--- SHORT TASK ---
Write the records out again exactly, leaving no images in.

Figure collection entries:
====

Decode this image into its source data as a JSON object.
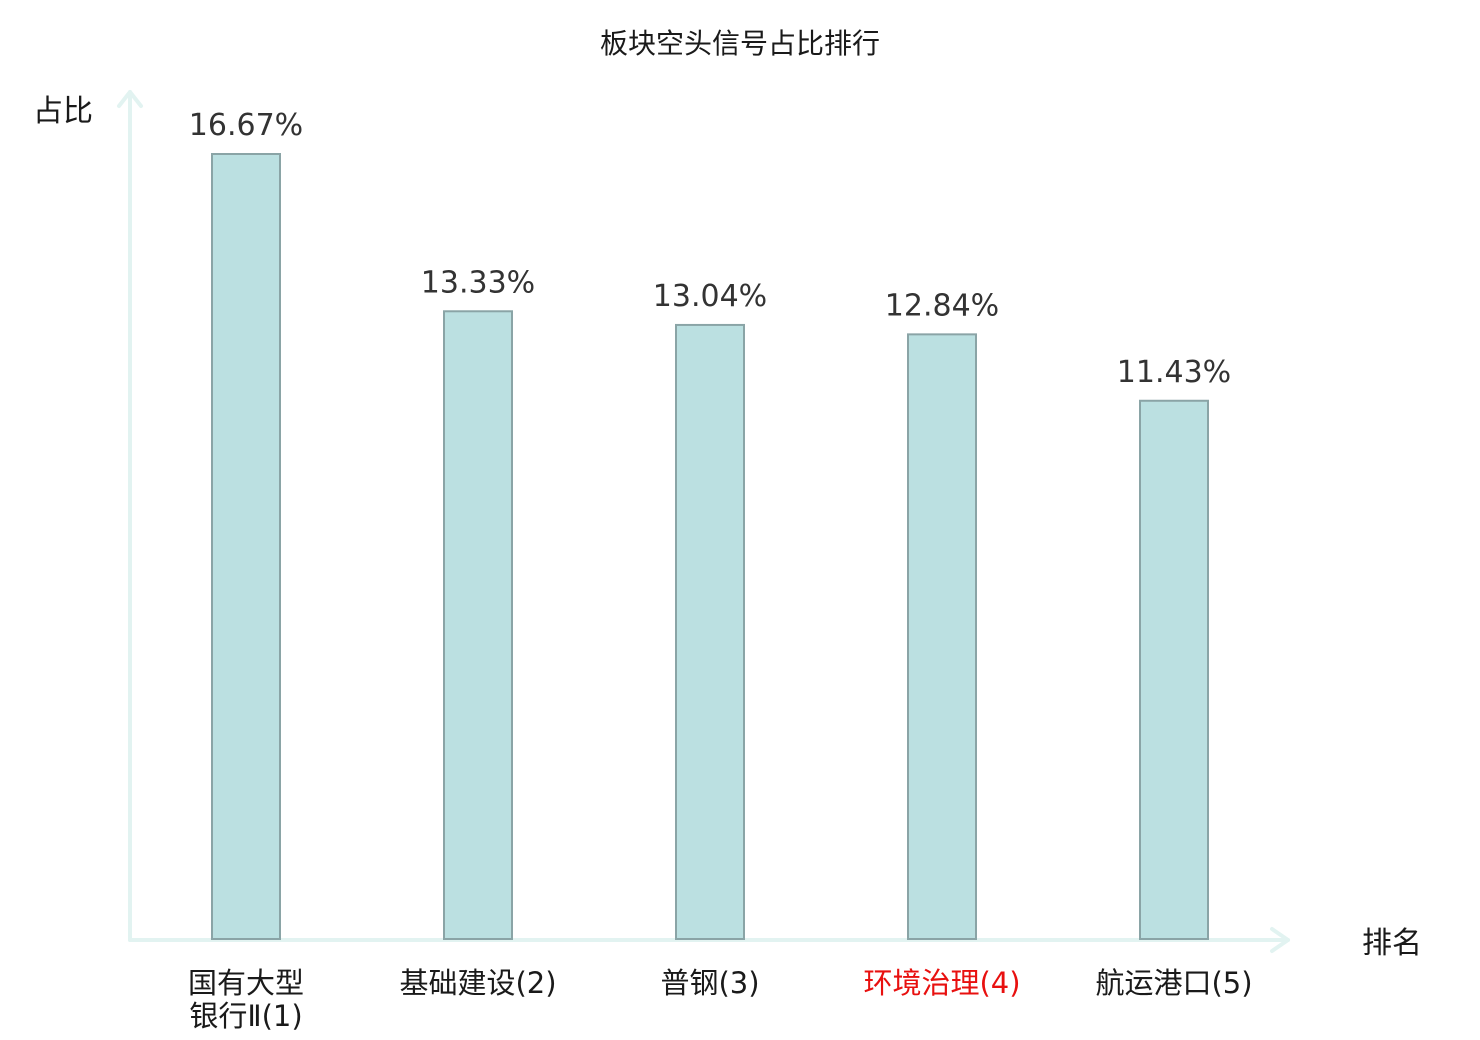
{
  "chart_data": {
    "type": "bar",
    "title": "板块空头信号占比排行",
    "ylabel": "占比",
    "xlabel": "排名",
    "categories": [
      [
        "国有大型",
        "银行Ⅱ(1)"
      ],
      [
        "基础建设(2)"
      ],
      [
        "普钢(3)"
      ],
      [
        "环境治理(4)"
      ],
      [
        "航运港口(5)"
      ]
    ],
    "values": [
      16.67,
      13.33,
      13.04,
      12.84,
      11.43
    ],
    "value_labels": [
      "16.67%",
      "13.33%",
      "13.04%",
      "12.84%",
      "11.43%"
    ],
    "ylim": [
      0,
      16.67
    ],
    "highlight_category_index": 3,
    "grid": false,
    "legend": "none",
    "colors": {
      "bar_fill": "#bbe0e1",
      "bar_stroke": "#8aa4a6",
      "axis": "#e2f3f1",
      "highlight_text": "#e8100f",
      "text": "#1a1a1a"
    }
  }
}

====

--- RESPONSE FOR THIS EXERCISE ---
Decode this image into its source data as a JSON object.
{
  "chart_data": {
    "type": "bar",
    "title": "板块空头信号占比排行",
    "ylabel": "占比",
    "xlabel": "排名",
    "categories": [
      [
        "国有大型",
        "银行Ⅱ(1)"
      ],
      [
        "基础建设(2)"
      ],
      [
        "普钢(3)"
      ],
      [
        "环境治理(4)"
      ],
      [
        "航运港口(5)"
      ]
    ],
    "values": [
      16.67,
      13.33,
      13.04,
      12.84,
      11.43
    ],
    "value_labels": [
      "16.67%",
      "13.33%",
      "13.04%",
      "12.84%",
      "11.43%"
    ],
    "ylim": [
      0,
      16.67
    ],
    "highlight_category_index": 3,
    "grid": false,
    "legend": "none",
    "colors": {
      "bar_fill": "#bbe0e1",
      "bar_stroke": "#8aa4a6",
      "axis": "#e2f3f1",
      "highlight_text": "#e8100f",
      "text": "#1a1a1a"
    }
  }
}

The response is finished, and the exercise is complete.